**SHORT PROBLEM**
Find every line in the records that holds the string "Jiujiang". Copy each one.
___ MATERIAL PROVIDED ___
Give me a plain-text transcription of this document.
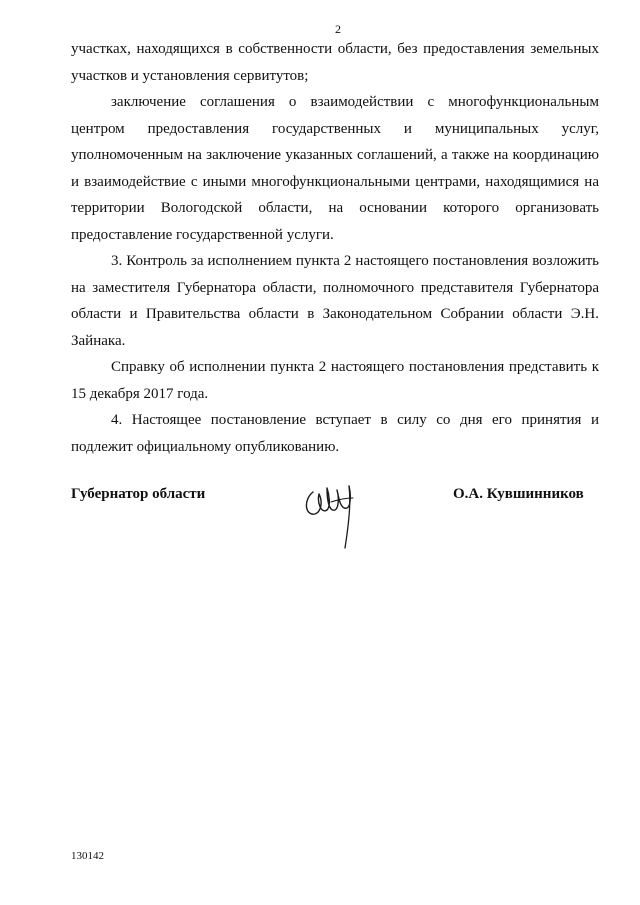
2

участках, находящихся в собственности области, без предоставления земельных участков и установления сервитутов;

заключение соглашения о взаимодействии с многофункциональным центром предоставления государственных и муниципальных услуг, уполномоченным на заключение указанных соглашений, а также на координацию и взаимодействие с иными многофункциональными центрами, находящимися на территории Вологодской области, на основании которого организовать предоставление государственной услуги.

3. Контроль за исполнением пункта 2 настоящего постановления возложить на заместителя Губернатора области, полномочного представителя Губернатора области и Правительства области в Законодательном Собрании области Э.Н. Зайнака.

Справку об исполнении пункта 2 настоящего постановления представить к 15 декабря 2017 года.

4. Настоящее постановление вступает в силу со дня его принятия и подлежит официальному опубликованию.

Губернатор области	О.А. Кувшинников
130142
___
___ MATERIAL PROVIDED ___
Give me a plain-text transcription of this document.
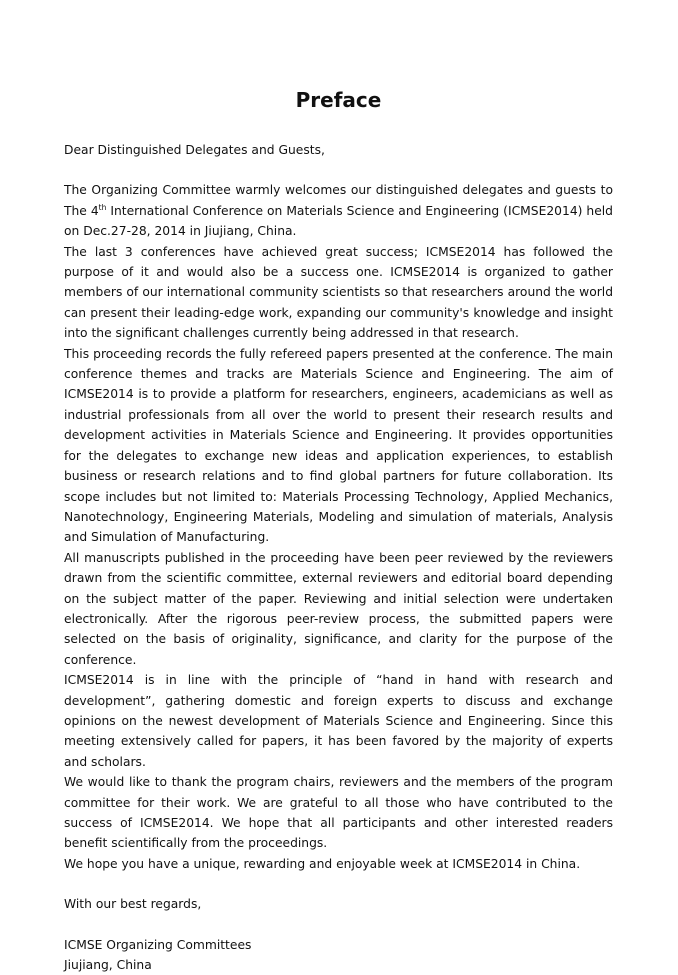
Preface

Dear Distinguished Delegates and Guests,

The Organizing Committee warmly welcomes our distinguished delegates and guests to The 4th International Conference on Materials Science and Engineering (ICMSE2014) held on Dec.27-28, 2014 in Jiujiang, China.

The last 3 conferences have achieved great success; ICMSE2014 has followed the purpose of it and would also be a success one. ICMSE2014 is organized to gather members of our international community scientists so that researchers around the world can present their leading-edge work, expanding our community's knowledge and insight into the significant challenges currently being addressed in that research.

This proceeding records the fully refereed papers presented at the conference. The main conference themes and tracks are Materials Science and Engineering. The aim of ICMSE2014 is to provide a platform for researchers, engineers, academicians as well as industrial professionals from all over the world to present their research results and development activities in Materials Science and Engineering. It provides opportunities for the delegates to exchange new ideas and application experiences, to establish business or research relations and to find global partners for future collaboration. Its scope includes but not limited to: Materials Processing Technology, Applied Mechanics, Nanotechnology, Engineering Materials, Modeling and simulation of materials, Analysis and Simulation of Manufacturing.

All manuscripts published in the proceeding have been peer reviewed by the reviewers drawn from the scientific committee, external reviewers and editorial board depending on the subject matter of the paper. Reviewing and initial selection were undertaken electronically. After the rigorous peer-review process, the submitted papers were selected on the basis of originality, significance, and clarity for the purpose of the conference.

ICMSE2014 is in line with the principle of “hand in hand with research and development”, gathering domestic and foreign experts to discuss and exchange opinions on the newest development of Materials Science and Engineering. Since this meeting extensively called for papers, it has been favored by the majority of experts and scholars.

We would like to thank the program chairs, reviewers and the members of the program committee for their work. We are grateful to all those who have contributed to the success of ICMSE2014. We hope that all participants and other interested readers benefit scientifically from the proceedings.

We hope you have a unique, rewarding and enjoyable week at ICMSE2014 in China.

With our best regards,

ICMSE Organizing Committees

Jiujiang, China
___
**WRITTEN ANSWER**
The Organizing Committee warmly welcomes our distinguished delegates and guests to The 4th International Conference on Materials Science and Engineering (ICMSE2014) held on Dec.27-28, 2014 in Jiujiang, China.
Jiujiang, China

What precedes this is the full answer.